**Description of the task:** Compile every line that includes the word "Model".

**Dataset excerpts:**
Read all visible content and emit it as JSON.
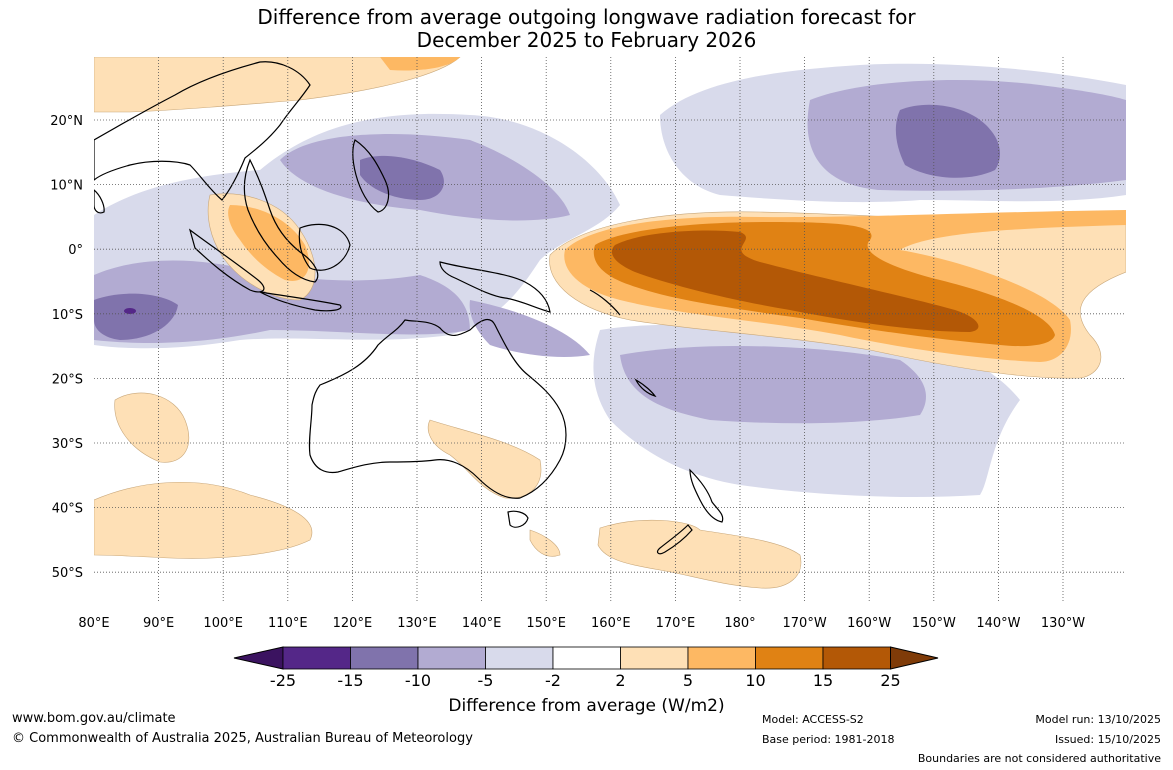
{
  "title_line1": "Difference from average outgoing longwave radiation forecast for",
  "title_line2": "December 2025 to February 2026",
  "lon_labels": [
    "80°E",
    "90°E",
    "100°E",
    "110°E",
    "120°E",
    "130°E",
    "140°E",
    "150°E",
    "160°E",
    "170°E",
    "180°",
    "170°W",
    "160°W",
    "150°W",
    "140°W",
    "130°W"
  ],
  "lat_labels": [
    "20°N",
    "10°N",
    "0°",
    "10°S",
    "20°S",
    "30°S",
    "40°S",
    "50°S"
  ],
  "colorbar": {
    "labels": [
      "-25",
      "-15",
      "-10",
      "-5",
      "-2",
      "2",
      "5",
      "10",
      "15",
      "25"
    ],
    "colors": [
      "#3b1360",
      "#542788",
      "#8073ac",
      "#b2abd2",
      "#d8daeb",
      "#ffffff",
      "#fee0b6",
      "#fdb863",
      "#e08214",
      "#b35806",
      "#7f3b08"
    ],
    "title": "Difference from average (W/m2)"
  },
  "footer": {
    "website": "www.bom.gov.au/climate",
    "copyright": "© Commonwealth of Australia 2025, Australian Bureau of Meteorology",
    "model": "Model: ACCESS-S2",
    "base_period": "Base period: 1981-2018",
    "model_run": "Model run: 13/10/2025",
    "issued": "Issued: 15/10/2025",
    "disclaimer": "Boundaries are not considered authoritative"
  }
}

**Worked answer:**
    "model": "Model: ACCESS-S2",
    "model_run": "Model run: 13/10/2025",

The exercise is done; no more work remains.